→ What the task asks
Set out every line bearing the string "教学活动我教案".

*-*-*

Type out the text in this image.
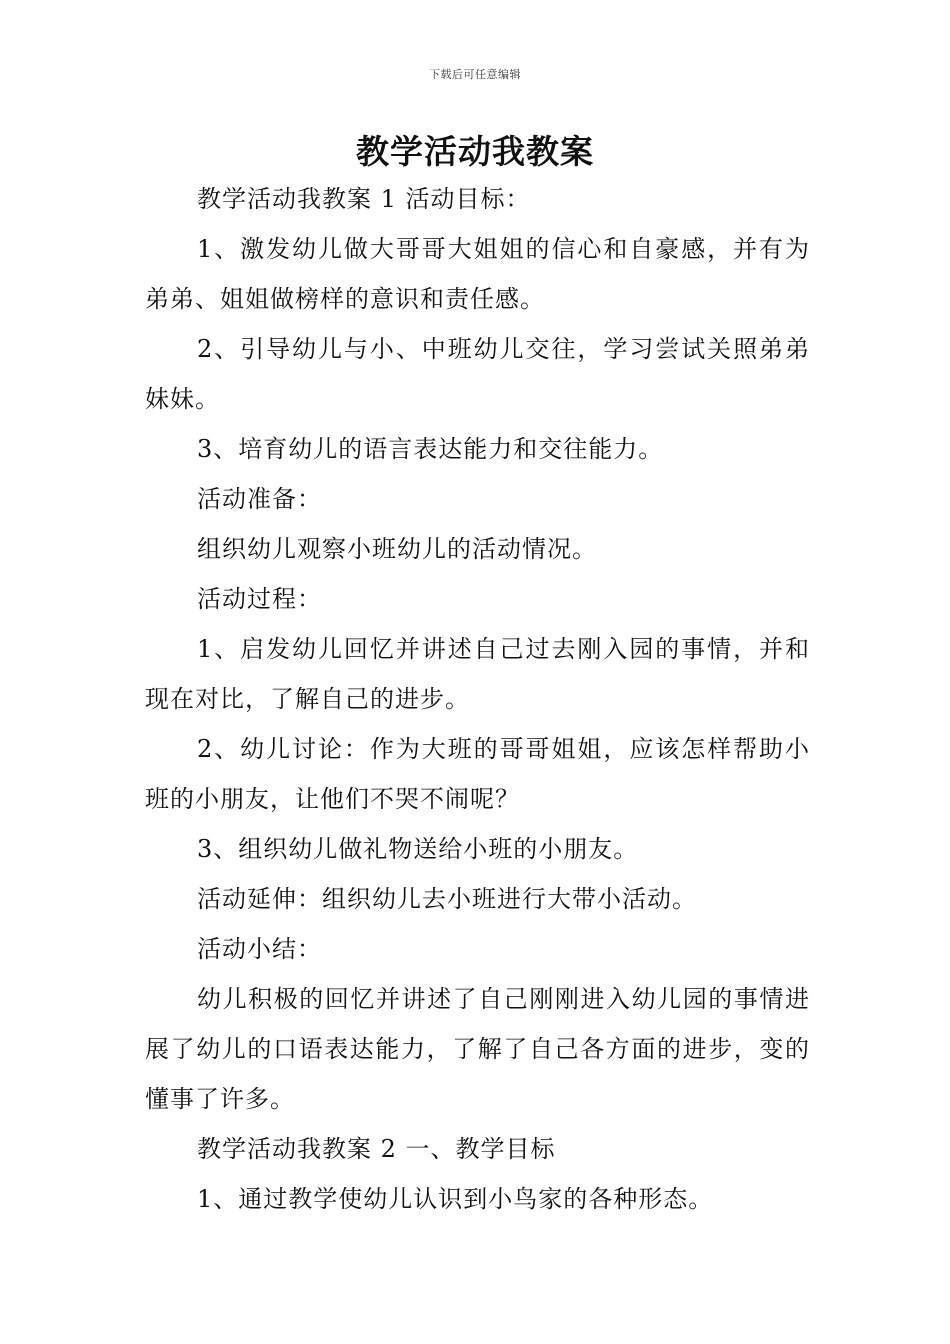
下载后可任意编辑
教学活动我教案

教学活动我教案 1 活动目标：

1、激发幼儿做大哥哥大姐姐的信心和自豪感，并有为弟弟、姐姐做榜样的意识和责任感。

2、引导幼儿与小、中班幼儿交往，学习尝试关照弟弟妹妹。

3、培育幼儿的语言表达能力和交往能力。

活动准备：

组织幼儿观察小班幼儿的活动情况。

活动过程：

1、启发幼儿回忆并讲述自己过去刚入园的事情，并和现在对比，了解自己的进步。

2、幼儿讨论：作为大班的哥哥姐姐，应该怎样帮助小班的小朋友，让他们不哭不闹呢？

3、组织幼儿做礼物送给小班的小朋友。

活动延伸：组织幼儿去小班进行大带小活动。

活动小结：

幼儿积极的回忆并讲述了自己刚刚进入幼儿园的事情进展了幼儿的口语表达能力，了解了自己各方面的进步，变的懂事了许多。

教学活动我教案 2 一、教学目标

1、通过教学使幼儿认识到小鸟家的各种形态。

*-*-*

→ Written reply
教学活动我教案
教学活动我教案 1 活动目标：
教学活动我教案 2 一、教学目标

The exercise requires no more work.